> [Requirements]
Transcribe everything in the data word for word. Pictures are left out.

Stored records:
** Begin **

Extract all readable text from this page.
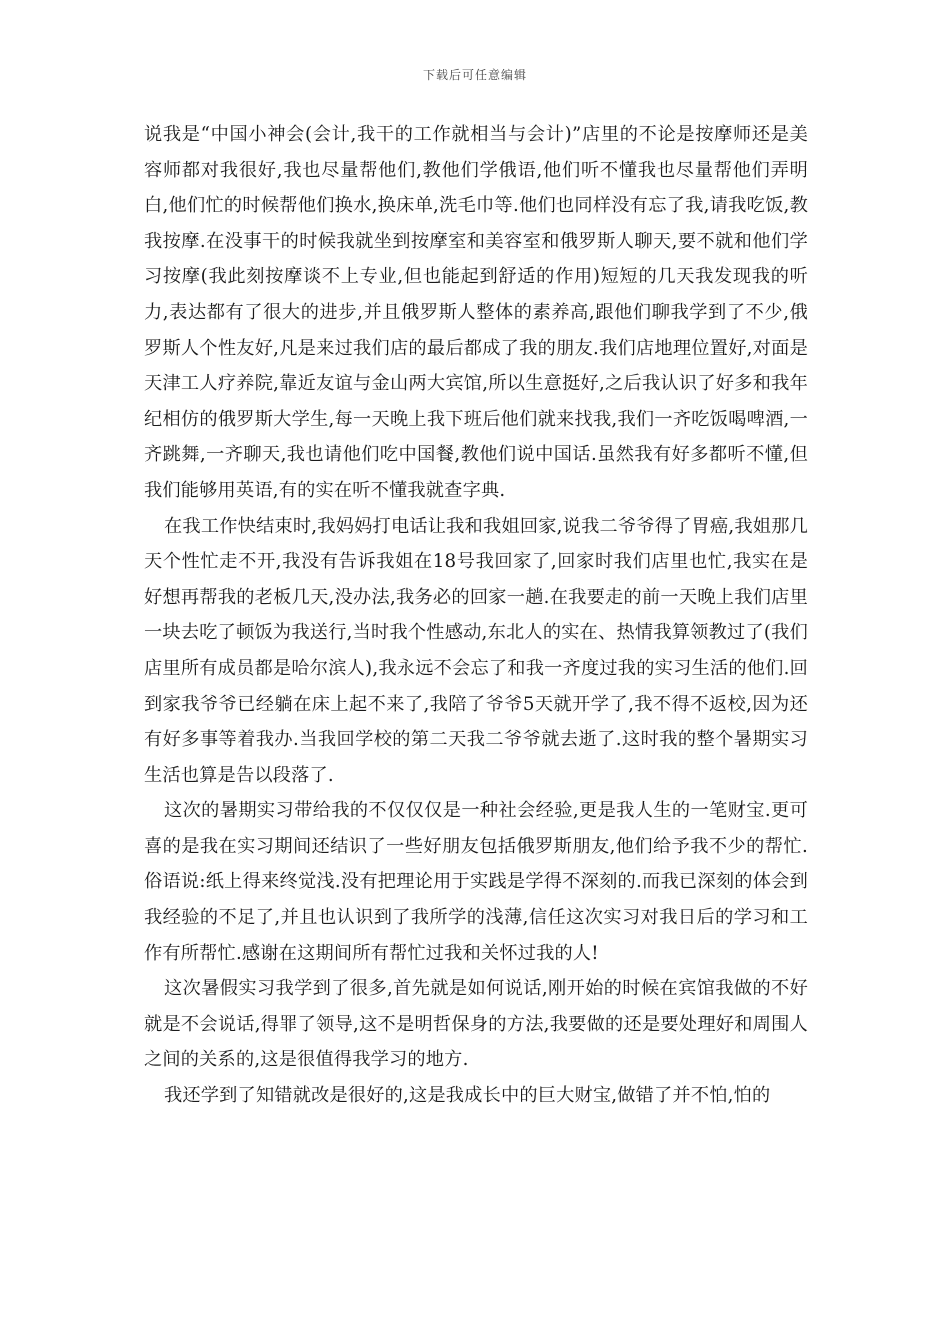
下载后可任意编辑

说我是“中国小神会(会计,我干的工作就相当与会计)”店里的不论是按摩师还是美容师都对我很好,我也尽量帮他们,教他们学俄语,他们听不懂我也尽量帮他们弄明白,他们忙的时候帮他们换水,换床单,洗毛巾等.他们也同样没有忘了我,请我吃饭,教我按摩.在没事干的时候我就坐到按摩室和美容室和俄罗斯人聊天,要不就和他们学习按摩(我此刻按摩谈不上专业,但也能起到舒适的作用)短短的几天我发现我的听力,表达都有了很大的进步,并且俄罗斯人整体的素养高,跟他们聊我学到了不少,俄罗斯人个性友好,凡是来过我们店的最后都成了我的朋友.我们店地理位置好,对面是天津工人疗养院,靠近友谊与金山两大宾馆,所以生意挺好,之后我认识了好多和我年纪相仿的俄罗斯大学生,每一天晚上我下班后他们就来找我,我们一齐吃饭喝啤酒,一齐跳舞,一齐聊天,我也请他们吃中国餐,教他们说中国话.虽然我有好多都听不懂,但我们能够用英语,有的实在听不懂我就查字典.

在我工作快结束时,我妈妈打电话让我和我姐回家,说我二爷爷得了胃癌,我姐那几天个性忙走不开,我没有告诉我姐在18号我回家了,回家时我们店里也忙,我实在是好想再帮我的老板几天,没办法,我务必的回家一趟.在我要走的前一天晚上我们店里一块去吃了顿饭为我送行,当时我个性感动,东北人的实在、热情我算领教过了(我们店里所有成员都是哈尔滨人),我永远不会忘了和我一齐度过我的实习生活的他们.回到家我爷爷已经躺在床上起不来了,我陪了爷爷5天就开学了,我不得不返校,因为还有好多事等着我办.当我回学校的第二天我二爷爷就去逝了.这时我的整个暑期实习生活也算是告以段落了.

这次的暑期实习带给我的不仅仅仅是一种社会经验,更是我人生的一笔财宝.更可喜的是我在实习期间还结识了一些好朋友包括俄罗斯朋友,他们给予我不少的帮忙.俗语说:纸上得来终觉浅.没有把理论用于实践是学得不深刻的.而我已深刻的体会到我经验的不足了,并且也认识到了我所学的浅薄,信任这次实习对我日后的学习和工作有所帮忙.感谢在这期间所有帮忙过我和关怀过我的人!

这次暑假实习我学到了很多,首先就是如何说话,刚开始的时候在宾馆我做的不好就是不会说话,得罪了领导,这不是明哲保身的方法,我要做的还是要处理好和周围人之间的关系的,这是很值得我学习的地方.

我还学到了知错就改是很好的,这是我成长中的巨大财宝,做错了并不怕,怕的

** End **

> [Full solution]
Extract all readable text from this page.
下载后可任意编辑

说我是“中国小神会(会计,我干的工作就相当与会计)”店里的不论是按摩师还是美容师都对我很好,我也尽量帮他们,教他们学俄语,他们听不懂我也尽量帮他们弄明白,他们忙的时候帮他们换水,换床单,洗毛巾等.他们也同样没有忘了我,请我吃饭,教我按摩.在没事干的时候我就坐到按摩室和美容室和俄罗斯人聊天,要不就和他们学习按摩(我此刻按摩谈不上专业,但也能起到舒适的作用)短短的几天我发现我的听力,表达都有了很大的进步,并且俄罗斯人整体的素养高,跟他们聊我学到了不少,俄罗斯人个性友好,凡是来过我们店的最后都成了我的朋友.我们店地理位置好,对面是天津工人疗养院,靠近友谊与金山两大宾馆,所以生意挺好,之后我认识了好多和我年纪相仿的俄罗斯大学生,每一天晚上我下班后他们就来找我,我们一齐吃饭喝啤酒,一齐跳舞,一齐聊天,我也请他们吃中国餐,教他们说中国话.虽然我有好多都听不懂,但我们能够用英语,有的实在听不懂我就查字典.

在我工作快结束时,我妈妈打电话让我和我姐回家,说我二爷爷得了胃癌,我姐那几天个性忙走不开,我没有告诉我姐在18号我回家了,回家时我们店里也忙,我实在是好想再帮我的老板几天,没办法,我务必的回家一趟.在我要走的前一天晚上我们店里一块去吃了顿饭为我送行,当时我个性感动,东北人的实在、热情我算领教过了(我们店里所有成员都是哈尔滨人),我永远不会忘了和我一齐度过我的实习生活的他们.回到家我爷爷已经躺在床上起不来了,我陪了爷爷5天就开学了,我不得不返校,因为还有好多事等着我办.当我回学校的第二天我二爷爷就去逝了.这时我的整个暑期实习生活也算是告以段落了.

这次的暑期实习带给我的不仅仅仅是一种社会经验,更是我人生的一笔财宝.更可喜的是我在实习期间还结识了一些好朋友包括俄罗斯朋友,他们给予我不少的帮忙.俗语说:纸上得来终觉浅.没有把理论用于实践是学得不深刻的.而我已深刻的体会到我经验的不足了,并且也认识到了我所学的浅薄,信任这次实习对我日后的学习和工作有所帮忙.感谢在这期间所有帮忙过我和关怀过我的人!

这次暑假实习我学到了很多,首先就是如何说话,刚开始的时候在宾馆我做的不好就是不会说话,得罪了领导,这不是明哲保身的方法,我要做的还是要处理好和周围人之间的关系的,这是很值得我学习的地方.

我还学到了知错就改是很好的,这是我成长中的巨大财宝,做错了并不怕,怕的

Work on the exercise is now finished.